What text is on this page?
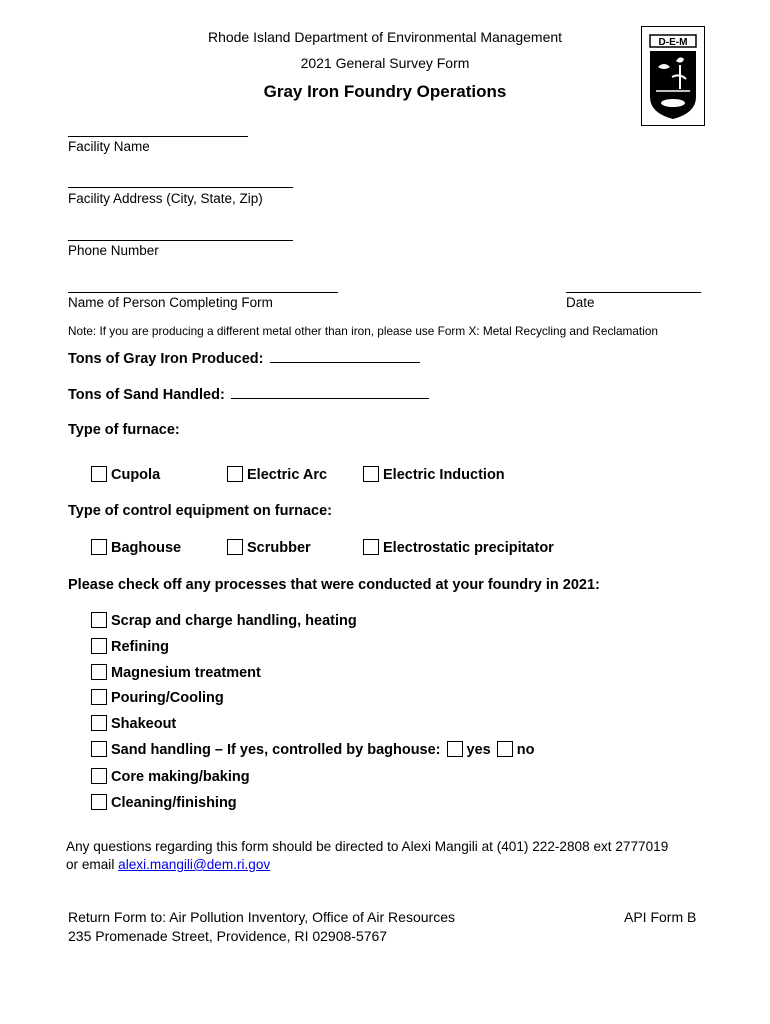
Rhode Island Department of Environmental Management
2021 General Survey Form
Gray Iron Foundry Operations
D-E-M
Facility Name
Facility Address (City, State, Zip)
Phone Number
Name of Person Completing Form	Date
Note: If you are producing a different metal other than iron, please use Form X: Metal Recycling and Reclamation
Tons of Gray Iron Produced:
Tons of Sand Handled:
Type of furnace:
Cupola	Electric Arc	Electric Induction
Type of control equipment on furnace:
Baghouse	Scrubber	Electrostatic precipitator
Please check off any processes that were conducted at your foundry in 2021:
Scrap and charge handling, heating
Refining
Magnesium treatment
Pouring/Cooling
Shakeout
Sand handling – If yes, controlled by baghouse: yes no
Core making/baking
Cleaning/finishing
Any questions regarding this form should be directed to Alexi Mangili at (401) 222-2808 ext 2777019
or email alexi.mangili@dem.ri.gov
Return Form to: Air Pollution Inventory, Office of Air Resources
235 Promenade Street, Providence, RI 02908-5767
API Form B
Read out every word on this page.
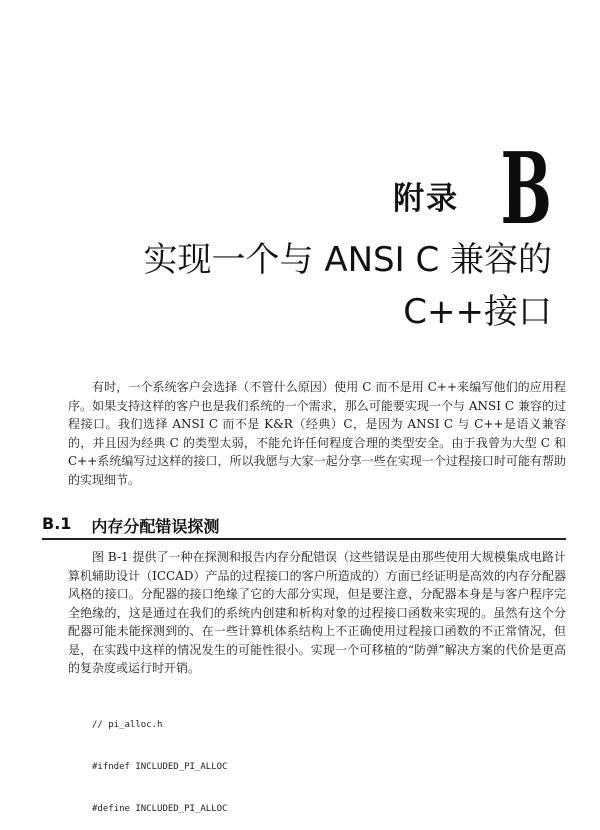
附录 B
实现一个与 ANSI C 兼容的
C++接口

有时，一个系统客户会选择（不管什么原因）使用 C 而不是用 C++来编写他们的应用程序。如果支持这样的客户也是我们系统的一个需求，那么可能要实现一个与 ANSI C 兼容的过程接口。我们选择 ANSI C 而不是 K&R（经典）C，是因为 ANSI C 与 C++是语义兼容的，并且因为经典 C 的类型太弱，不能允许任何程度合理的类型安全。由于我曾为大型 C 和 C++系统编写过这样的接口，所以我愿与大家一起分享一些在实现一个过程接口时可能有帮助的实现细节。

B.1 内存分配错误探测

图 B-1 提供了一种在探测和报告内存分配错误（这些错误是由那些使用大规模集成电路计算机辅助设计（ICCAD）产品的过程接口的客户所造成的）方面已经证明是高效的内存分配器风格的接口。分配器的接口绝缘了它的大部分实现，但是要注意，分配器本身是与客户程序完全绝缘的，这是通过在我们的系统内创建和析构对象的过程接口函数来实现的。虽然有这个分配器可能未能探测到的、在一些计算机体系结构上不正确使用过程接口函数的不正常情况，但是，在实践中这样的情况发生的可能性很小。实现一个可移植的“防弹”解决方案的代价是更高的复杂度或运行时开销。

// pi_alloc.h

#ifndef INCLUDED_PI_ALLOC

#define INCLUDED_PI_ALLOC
..............................
WHAT YOU SHOULD DO: Exact duplication of all the records is required; pictures are omitted from the copy.

OUTPUT:
What text is on this page?
Rhode Island Department of Environmental Management
2021 General Survey Form
Gray Iron Foundry Operations
D-E-M
Facility Name
Facility Address (City, State, Zip)
Phone Number
Name of Person Completing Form	Date
Note: If you are producing a different metal other than iron, please use Form X: Metal Recycling and Reclamation
Tons of Gray Iron Produced:
Tons of Sand Handled:
Type of furnace:
Cupola	Electric Arc	Electric Induction
Type of control equipment on furnace:
Baghouse	Scrubber	Electrostatic precipitator
Please check off any processes that were conducted at your foundry in 2021:
Scrap and charge handling, heating
Refining
Magnesium treatment
Pouring/Cooling
Shakeout
Sand handling – If yes, controlled by baghouse: yes no
Core making/baking
Cleaning/finishing
Any questions regarding this form should be directed to Alexi Mangili at (401) 222-2808 ext 2777019
or email alexi.mangili@dem.ri.gov
Return Form to: Air Pollution Inventory, Office of Air Resources
235 Promenade Street, Providence, RI 02908-5767
API Form B
Read out every word on this page.
附录 B
实现一个与 ANSI C 兼容的
C++接口

有时，一个系统客户会选择（不管什么原因）使用 C 而不是用 C++来编写他们的应用程序。如果支持这样的客户也是我们系统的一个需求，那么可能要实现一个与 ANSI C 兼容的过程接口。我们选择 ANSI C 而不是 K&R（经典）C，是因为 ANSI C 与 C++是语义兼容的，并且因为经典 C 的类型太弱，不能允许任何程度合理的类型安全。由于我曾为大型 C 和 C++系统编写过这样的接口，所以我愿与大家一起分享一些在实现一个过程接口时可能有帮助的实现细节。

B.1 内存分配错误探测

图 B-1 提供了一种在探测和报告内存分配错误（这些错误是由那些使用大规模集成电路计算机辅助设计（ICCAD）产品的过程接口的客户所造成的）方面已经证明是高效的内存分配器风格的接口。分配器的接口绝缘了它的大部分实现，但是要注意，分配器本身是与客户程序完全绝缘的，这是通过在我们的系统内创建和析构对象的过程接口函数来实现的。虽然有这个分配器可能未能探测到的、在一些计算机体系结构上不正确使用过程接口函数的不正常情况，但是，在实践中这样的情况发生的可能性很小。实现一个可移植的“防弹”解决方案的代价是更高的复杂度或运行时开销。

// pi_alloc.h

#ifndef INCLUDED_PI_ALLOC

#define INCLUDED_PI_ALLOC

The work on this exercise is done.